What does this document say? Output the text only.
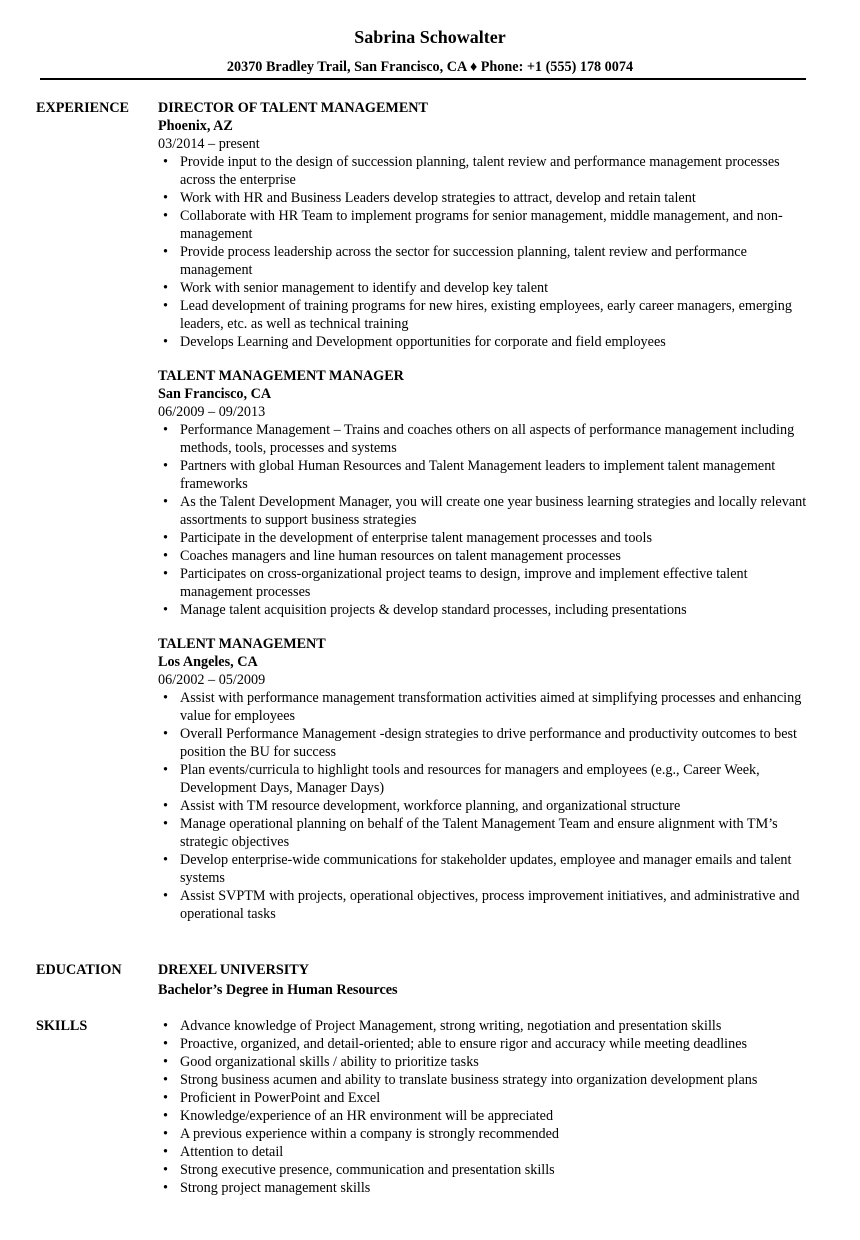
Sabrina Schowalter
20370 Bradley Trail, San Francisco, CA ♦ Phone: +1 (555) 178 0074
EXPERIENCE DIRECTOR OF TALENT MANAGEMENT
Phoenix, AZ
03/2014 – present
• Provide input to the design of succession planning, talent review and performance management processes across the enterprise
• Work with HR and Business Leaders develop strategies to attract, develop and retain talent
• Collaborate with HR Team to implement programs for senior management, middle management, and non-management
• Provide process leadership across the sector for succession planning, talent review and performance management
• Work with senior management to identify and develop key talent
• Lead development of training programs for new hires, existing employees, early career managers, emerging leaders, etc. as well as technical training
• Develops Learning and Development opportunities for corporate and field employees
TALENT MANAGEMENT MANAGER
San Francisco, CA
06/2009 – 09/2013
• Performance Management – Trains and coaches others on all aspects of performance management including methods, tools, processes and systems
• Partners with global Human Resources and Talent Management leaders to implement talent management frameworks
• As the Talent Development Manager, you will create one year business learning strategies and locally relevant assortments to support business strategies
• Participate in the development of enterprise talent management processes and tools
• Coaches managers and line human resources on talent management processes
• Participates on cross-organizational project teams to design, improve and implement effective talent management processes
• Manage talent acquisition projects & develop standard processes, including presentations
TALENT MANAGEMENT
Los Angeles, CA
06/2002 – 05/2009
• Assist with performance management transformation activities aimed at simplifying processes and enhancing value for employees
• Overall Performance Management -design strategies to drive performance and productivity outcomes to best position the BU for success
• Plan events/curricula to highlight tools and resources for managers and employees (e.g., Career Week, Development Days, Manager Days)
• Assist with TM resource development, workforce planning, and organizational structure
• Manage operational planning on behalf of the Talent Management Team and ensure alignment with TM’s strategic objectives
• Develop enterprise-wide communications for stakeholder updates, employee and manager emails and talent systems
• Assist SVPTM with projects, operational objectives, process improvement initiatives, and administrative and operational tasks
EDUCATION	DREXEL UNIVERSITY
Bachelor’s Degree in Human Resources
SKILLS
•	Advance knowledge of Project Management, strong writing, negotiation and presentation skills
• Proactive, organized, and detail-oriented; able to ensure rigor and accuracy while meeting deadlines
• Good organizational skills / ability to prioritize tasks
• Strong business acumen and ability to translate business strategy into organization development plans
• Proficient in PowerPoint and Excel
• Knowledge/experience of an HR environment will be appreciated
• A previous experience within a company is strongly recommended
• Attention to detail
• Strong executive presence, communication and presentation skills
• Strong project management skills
○ ○ ○ ○
> **Given request**:
Search the lines for the string "succession" and copy every line that has it.

> **Task answer**:
• Provide input to the design of succession planning, talent review and performance management processes across the enterprise
• Provide process leadership across the sector for succession planning, talent review and performance management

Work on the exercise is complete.